● **Listed entries**:
=====
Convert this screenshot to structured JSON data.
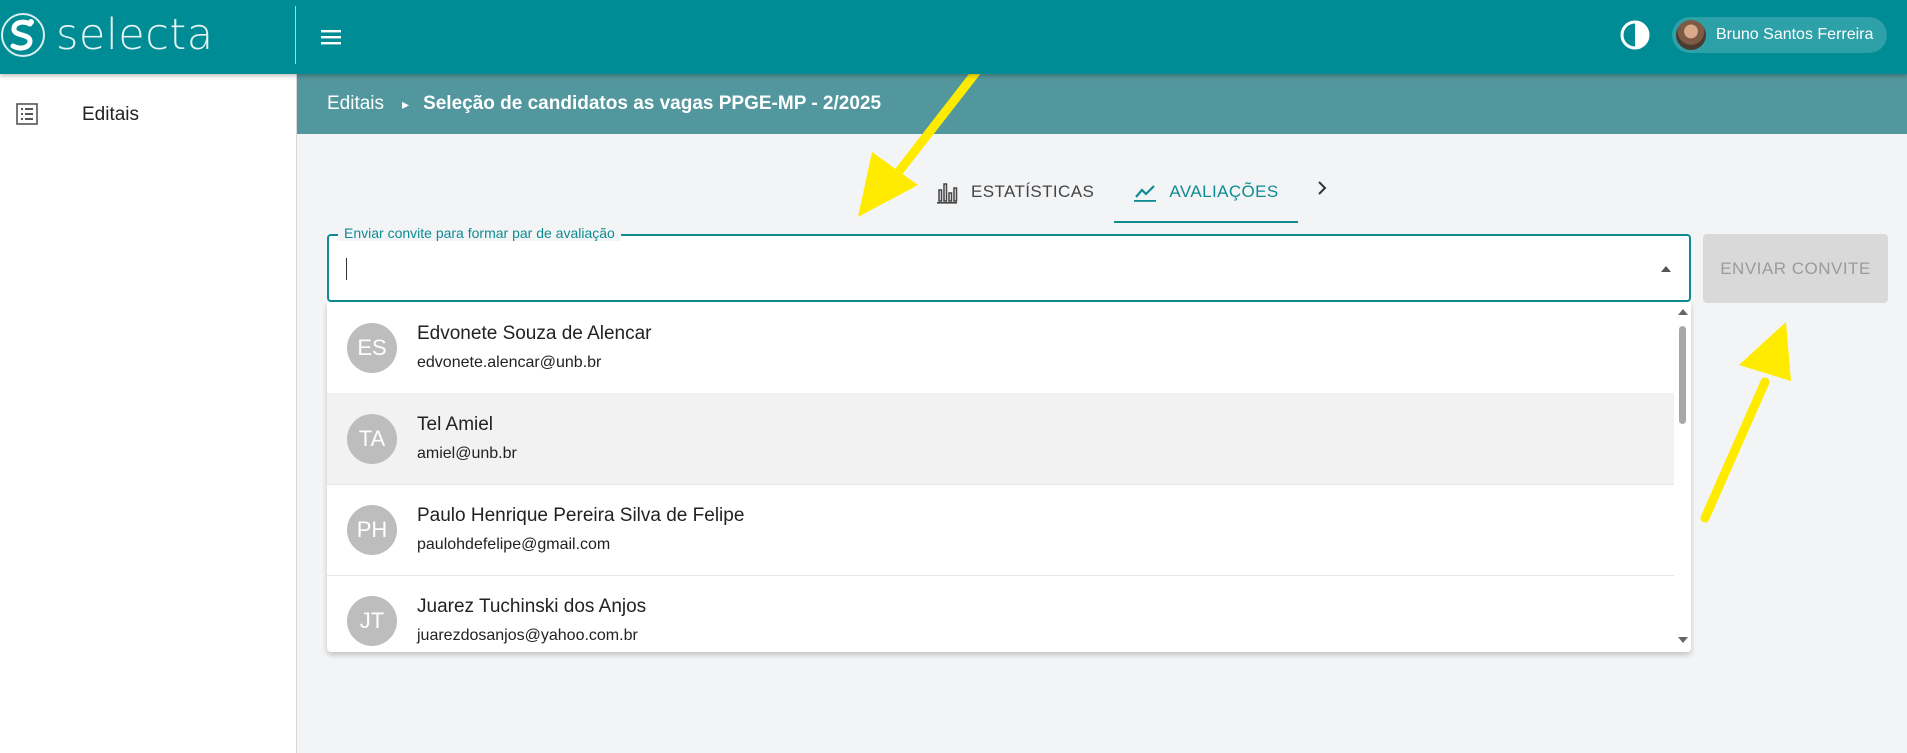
{
  "appbar": {
    "logo_text": "selecta",
    "user_name": "Bruno Santos Ferreira",
    "color": "#008c94"
  },
  "sidebar": {
    "items": [
      {
        "label": "Editais",
        "icon": "list-icon"
      }
    ]
  },
  "breadcrumb": {
    "root": "Editais",
    "current": "Seleção de candidatos as vagas PPGE-MP - 2/2025",
    "color": "#52979d"
  },
  "tabs": [
    {
      "label": "ESTATÍSTICAS",
      "icon": "bar-chart-icon",
      "active": false
    },
    {
      "label": "AVALIAÇÕES",
      "icon": "trending-icon",
      "active": true
    }
  ],
  "invite": {
    "field_label": "Enviar convite para formar par de avaliação",
    "value": "",
    "button_label": "ENVIAR CONVITE",
    "button_enabled": false,
    "accent": "#0e8c92"
  },
  "options": [
    {
      "initials": "ES",
      "name": "Edvonete Souza de Alencar",
      "email": "edvonete.alencar@unb.br",
      "highlighted": false
    },
    {
      "initials": "TA",
      "name": "Tel Amiel",
      "email": "amiel@unb.br",
      "highlighted": true
    },
    {
      "initials": "PH",
      "name": "Paulo Henrique Pereira Silva de Felipe",
      "email": "paulohdefelipe@gmail.com",
      "highlighted": false
    },
    {
      "initials": "JT",
      "name": "Juarez Tuchinski dos Anjos",
      "email": "juarezdosanjos@yahoo.com.br",
      "highlighted": false
    }
  ],
  "annotation_color": "#ffeb00"
}
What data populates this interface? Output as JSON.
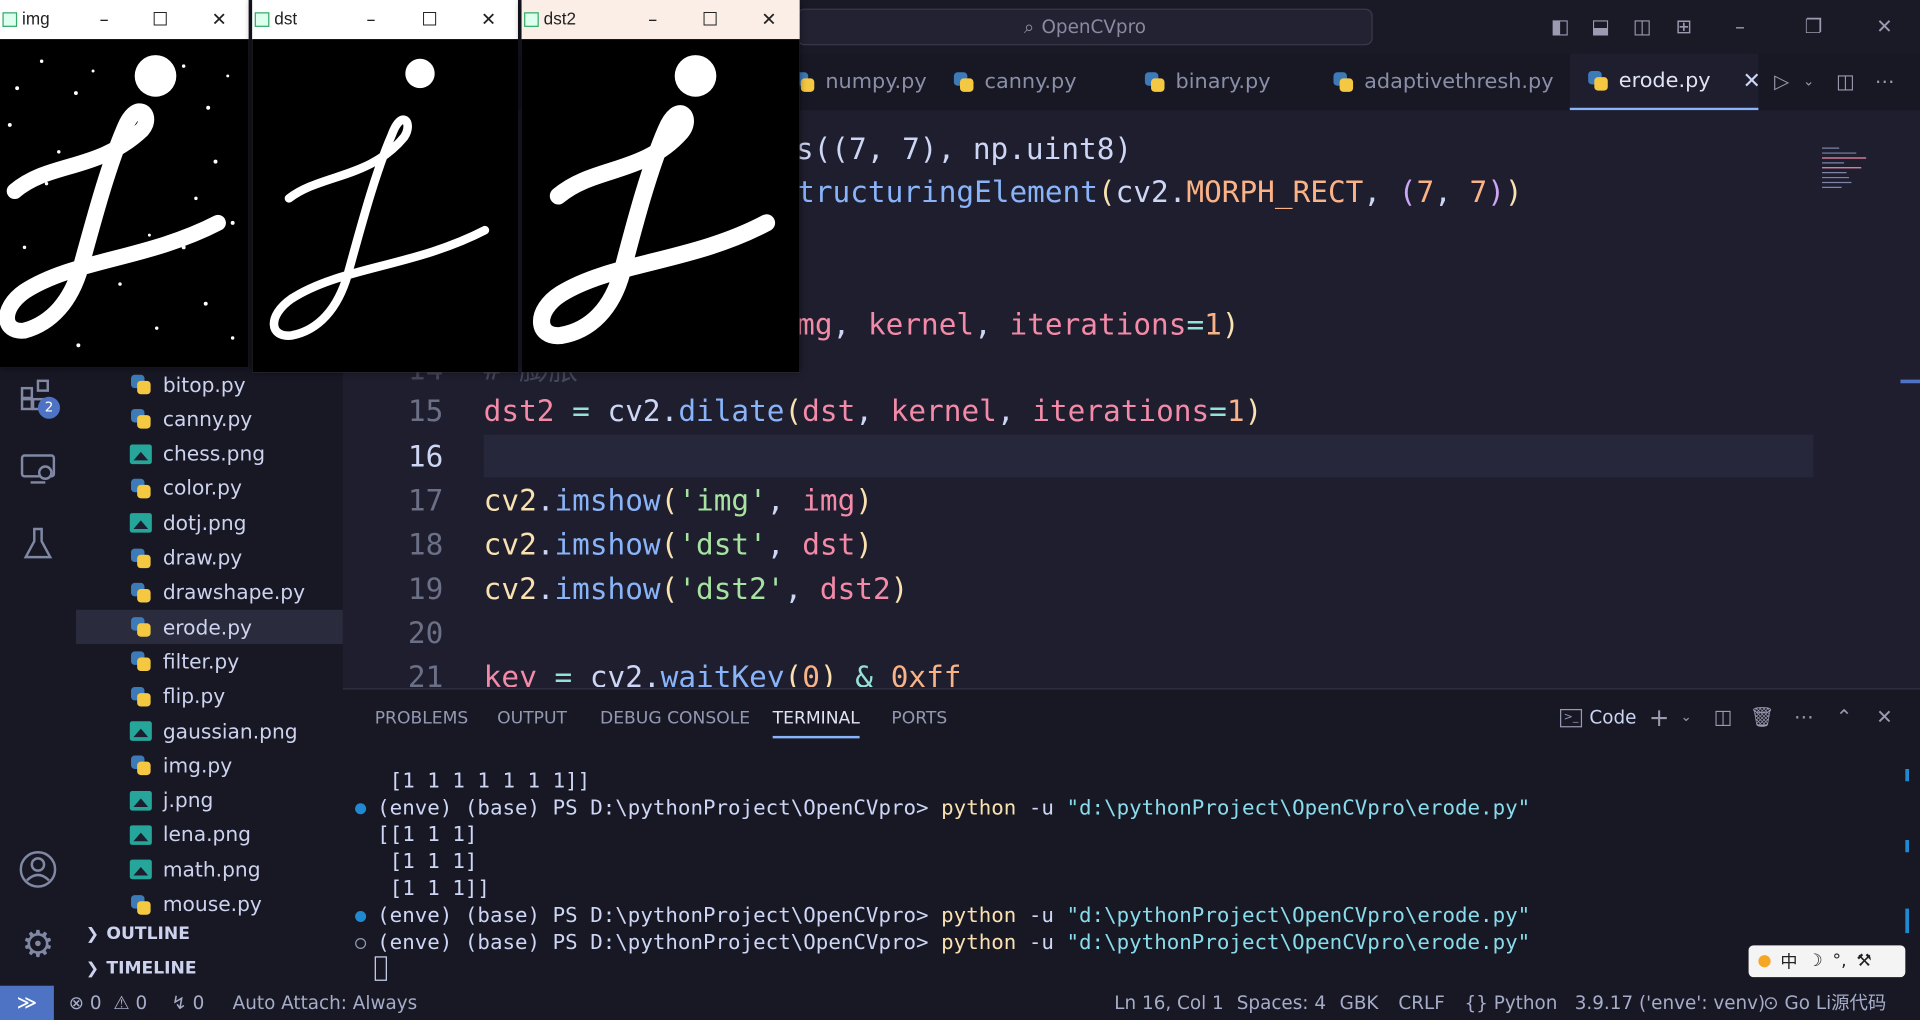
{
  "window": {
    "search_text": "OpenCVpro"
  },
  "tabs": [
    {
      "label": "numpy.py"
    },
    {
      "label": "canny.py"
    },
    {
      "label": "binary.py"
    },
    {
      "label": "adaptivethresh.py"
    },
    {
      "label": "erode.py",
      "active": true
    }
  ],
  "activity": {
    "extensions_badge": "2"
  },
  "explorer": {
    "files": [
      {
        "name": "bitop.py",
        "type": "py"
      },
      {
        "name": "canny.py",
        "type": "py"
      },
      {
        "name": "chess.png",
        "type": "png"
      },
      {
        "name": "color.py",
        "type": "py"
      },
      {
        "name": "dotj.png",
        "type": "png"
      },
      {
        "name": "draw.py",
        "type": "py"
      },
      {
        "name": "drawshape.py",
        "type": "py"
      },
      {
        "name": "erode.py",
        "type": "py",
        "selected": true
      },
      {
        "name": "filter.py",
        "type": "py"
      },
      {
        "name": "flip.py",
        "type": "py"
      },
      {
        "name": "gaussian.png",
        "type": "png"
      },
      {
        "name": "img.py",
        "type": "py"
      },
      {
        "name": "j.png",
        "type": "png"
      },
      {
        "name": "lena.png",
        "type": "png"
      },
      {
        "name": "math.png",
        "type": "png"
      },
      {
        "name": "mouse.py",
        "type": "py"
      }
    ],
    "outline_label": "OUTLINE",
    "timeline_label": "TIMELINE"
  },
  "editor": {
    "lines": [
      {
        "num": "",
        "frag": "s((7, 7), np.uint8)"
      },
      {
        "num": "",
        "frag": "tructuringElement(cv2.MORPH_RECT, (7, 7))"
      },
      {
        "num": "",
        "frag": "mg, kernel, iterations=1)"
      },
      {
        "num": "14",
        "frag": "# 膨胀"
      },
      {
        "num": "15",
        "frag": "dst2 = cv2.dilate(dst, kernel, iterations=1)"
      },
      {
        "num": "16",
        "frag": ""
      },
      {
        "num": "17",
        "frag": "cv2.imshow('img', img)"
      },
      {
        "num": "18",
        "frag": "cv2.imshow('dst', dst)"
      },
      {
        "num": "19",
        "frag": "cv2.imshow('dst2', dst2)"
      },
      {
        "num": "20",
        "frag": ""
      },
      {
        "num": "21",
        "frag": "key = cv2.waitKey(0) & 0xff"
      }
    ]
  },
  "panel": {
    "tabs": [
      "PROBLEMS",
      "OUTPUT",
      "DEBUG CONSOLE",
      "TERMINAL",
      "PORTS"
    ],
    "active_tab": "TERMINAL",
    "shell_label": "Code",
    "terminal": [
      {
        "text": " [1 1 1 1 1 1 1]]",
        "prompt": false
      },
      {
        "prompt": true,
        "dot": "blue",
        "env": "(enve) (base) PS D:\\pythonProject\\OpenCVpro> ",
        "cmd": "python",
        "flag": " -u ",
        "path": "\"d:\\pythonProject\\OpenCVpro\\erode.py\""
      },
      {
        "text": "[[1 1 1]",
        "prompt": false
      },
      {
        "text": " [1 1 1]",
        "prompt": false
      },
      {
        "text": " [1 1 1]]",
        "prompt": false
      },
      {
        "prompt": true,
        "dot": "blue",
        "env": "(enve) (base) PS D:\\pythonProject\\OpenCVpro> ",
        "cmd": "python",
        "flag": " -u ",
        "path": "\"d:\\pythonProject\\OpenCVpro\\erode.py\""
      },
      {
        "prompt": true,
        "dot": "hollow",
        "env": "(enve) (base) PS D:\\pythonProject\\OpenCVpro> ",
        "cmd": "python",
        "flag": " -u ",
        "path": "\"d:\\pythonProject\\OpenCVpro\\erode.py\""
      }
    ],
    "ime": "中"
  },
  "status": {
    "errors": "0",
    "warnings": "0",
    "ports": "0",
    "auto_attach": "Auto Attach: Always",
    "position": "Ln 16, Col 1",
    "spaces": "Spaces: 4",
    "encoding": "GBK",
    "eol": "CRLF",
    "language": "Python",
    "interpreter": "3.9.17 ('enve': venv)",
    "golive": "Go Li源代码"
  },
  "cv_windows": [
    {
      "title": "img"
    },
    {
      "title": "dst"
    },
    {
      "title": "dst2"
    }
  ],
  "colors": {
    "accent": "#89b4fa",
    "background": "#1e1e2e",
    "sidebar": "#181825"
  }
}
=====
● **What to produce**:
Omit every image. Quote each record exactly.

● **Answer to this exercise**:
Convert this screenshot to structured JSON data.
{
  "appbar": {
    "logo_text": "selecta",
    "user_name": "Bruno Santos Ferreira",
    "color": "#008c94"
  },
  "sidebar": {
    "items": [
      {
        "label": "Editais",
        "icon": "list-icon"
      }
    ]
  },
  "breadcrumb": {
    "root": "Editais",
    "current": "Seleção de candidatos as vagas PPGE-MP - 2/2025",
    "color": "#52979d"
  },
  "tabs": [
    {
      "label": "ESTATÍSTICAS",
      "icon": "bar-chart-icon",
      "active": false
    },
    {
      "label": "AVALIAÇÕES",
      "icon": "trending-icon",
      "active": true
    }
  ],
  "invite": {
    "field_label": "Enviar convite para formar par de avaliação",
    "value": "",
    "button_label": "ENVIAR CONVITE",
    "button_enabled": false,
    "accent": "#0e8c92"
  },
  "options": [
    {
      "initials": "ES",
      "name": "Edvonete Souza de Alencar",
      "email": "edvonete.alencar@unb.br",
      "highlighted": false
    },
    {
      "initials": "TA",
      "name": "Tel Amiel",
      "email": "amiel@unb.br",
      "highlighted": true
    },
    {
      "initials": "PH",
      "name": "Paulo Henrique Pereira Silva de Felipe",
      "email": "paulohdefelipe@gmail.com",
      "highlighted": false
    },
    {
      "initials": "JT",
      "name": "Juarez Tuchinski dos Anjos",
      "email": "juarezdosanjos@yahoo.com.br",
      "highlighted": false
    }
  ],
  "annotation_color": "#ffeb00"
}
What data populates this interface? Output as JSON.
{
  "window": {
    "search_text": "OpenCVpro"
  },
  "tabs": [
    {
      "label": "numpy.py"
    },
    {
      "label": "canny.py"
    },
    {
      "label": "binary.py"
    },
    {
      "label": "adaptivethresh.py"
    },
    {
      "label": "erode.py",
      "active": true
    }
  ],
  "activity": {
    "extensions_badge": "2"
  },
  "explorer": {
    "files": [
      {
        "name": "bitop.py",
        "type": "py"
      },
      {
        "name": "canny.py",
        "type": "py"
      },
      {
        "name": "chess.png",
        "type": "png"
      },
      {
        "name": "color.py",
        "type": "py"
      },
      {
        "name": "dotj.png",
        "type": "png"
      },
      {
        "name": "draw.py",
        "type": "py"
      },
      {
        "name": "drawshape.py",
        "type": "py"
      },
      {
        "name": "erode.py",
        "type": "py",
        "selected": true
      },
      {
        "name": "filter.py",
        "type": "py"
      },
      {
        "name": "flip.py",
        "type": "py"
      },
      {
        "name": "gaussian.png",
        "type": "png"
      },
      {
        "name": "img.py",
        "type": "py"
      },
      {
        "name": "j.png",
        "type": "png"
      },
      {
        "name": "lena.png",
        "type": "png"
      },
      {
        "name": "math.png",
        "type": "png"
      },
      {
        "name": "mouse.py",
        "type": "py"
      }
    ],
    "outline_label": "OUTLINE",
    "timeline_label": "TIMELINE"
  },
  "editor": {
    "lines": [
      {
        "num": "",
        "frag": "s((7, 7), np.uint8)"
      },
      {
        "num": "",
        "frag": "tructuringElement(cv2.MORPH_RECT, (7, 7))"
      },
      {
        "num": "",
        "frag": "mg, kernel, iterations=1)"
      },
      {
        "num": "14",
        "frag": "# 膨胀"
      },
      {
        "num": "15",
        "frag": "dst2 = cv2.dilate(dst, kernel, iterations=1)"
      },
      {
        "num": "16",
        "frag": ""
      },
      {
        "num": "17",
        "frag": "cv2.imshow('img', img)"
      },
      {
        "num": "18",
        "frag": "cv2.imshow('dst', dst)"
      },
      {
        "num": "19",
        "frag": "cv2.imshow('dst2', dst2)"
      },
      {
        "num": "20",
        "frag": ""
      },
      {
        "num": "21",
        "frag": "key = cv2.waitKey(0) & 0xff"
      }
    ]
  },
  "panel": {
    "tabs": [
      "PROBLEMS",
      "OUTPUT",
      "DEBUG CONSOLE",
      "TERMINAL",
      "PORTS"
    ],
    "active_tab": "TERMINAL",
    "shell_label": "Code",
    "terminal": [
      {
        "text": " [1 1 1 1 1 1 1]]",
        "prompt": false
      },
      {
        "prompt": true,
        "dot": "blue",
        "env": "(enve) (base) PS D:\\pythonProject\\OpenCVpro> ",
        "cmd": "python",
        "flag": " -u ",
        "path": "\"d:\\pythonProject\\OpenCVpro\\erode.py\""
      },
      {
        "text": "[[1 1 1]",
        "prompt": false
      },
      {
        "text": " [1 1 1]",
        "prompt": false
      },
      {
        "text": " [1 1 1]]",
        "prompt": false
      },
      {
        "prompt": true,
        "dot": "blue",
        "env": "(enve) (base) PS D:\\pythonProject\\OpenCVpro> ",
        "cmd": "python",
        "flag": " -u ",
        "path": "\"d:\\pythonProject\\OpenCVpro\\erode.py\""
      },
      {
        "prompt": true,
        "dot": "hollow",
        "env": "(enve) (base) PS D:\\pythonProject\\OpenCVpro> ",
        "cmd": "python",
        "flag": " -u ",
        "path": "\"d:\\pythonProject\\OpenCVpro\\erode.py\""
      }
    ],
    "ime": "中"
  },
  "status": {
    "errors": "0",
    "warnings": "0",
    "ports": "0",
    "auto_attach": "Auto Attach: Always",
    "position": "Ln 16, Col 1",
    "spaces": "Spaces: 4",
    "encoding": "GBK",
    "eol": "CRLF",
    "language": "Python",
    "interpreter": "3.9.17 ('enve': venv)",
    "golive": "Go Li源代码"
  },
  "cv_windows": [
    {
      "title": "img"
    },
    {
      "title": "dst"
    },
    {
      "title": "dst2"
    }
  ],
  "colors": {
    "accent": "#89b4fa",
    "background": "#1e1e2e",
    "sidebar": "#181825"
  }
}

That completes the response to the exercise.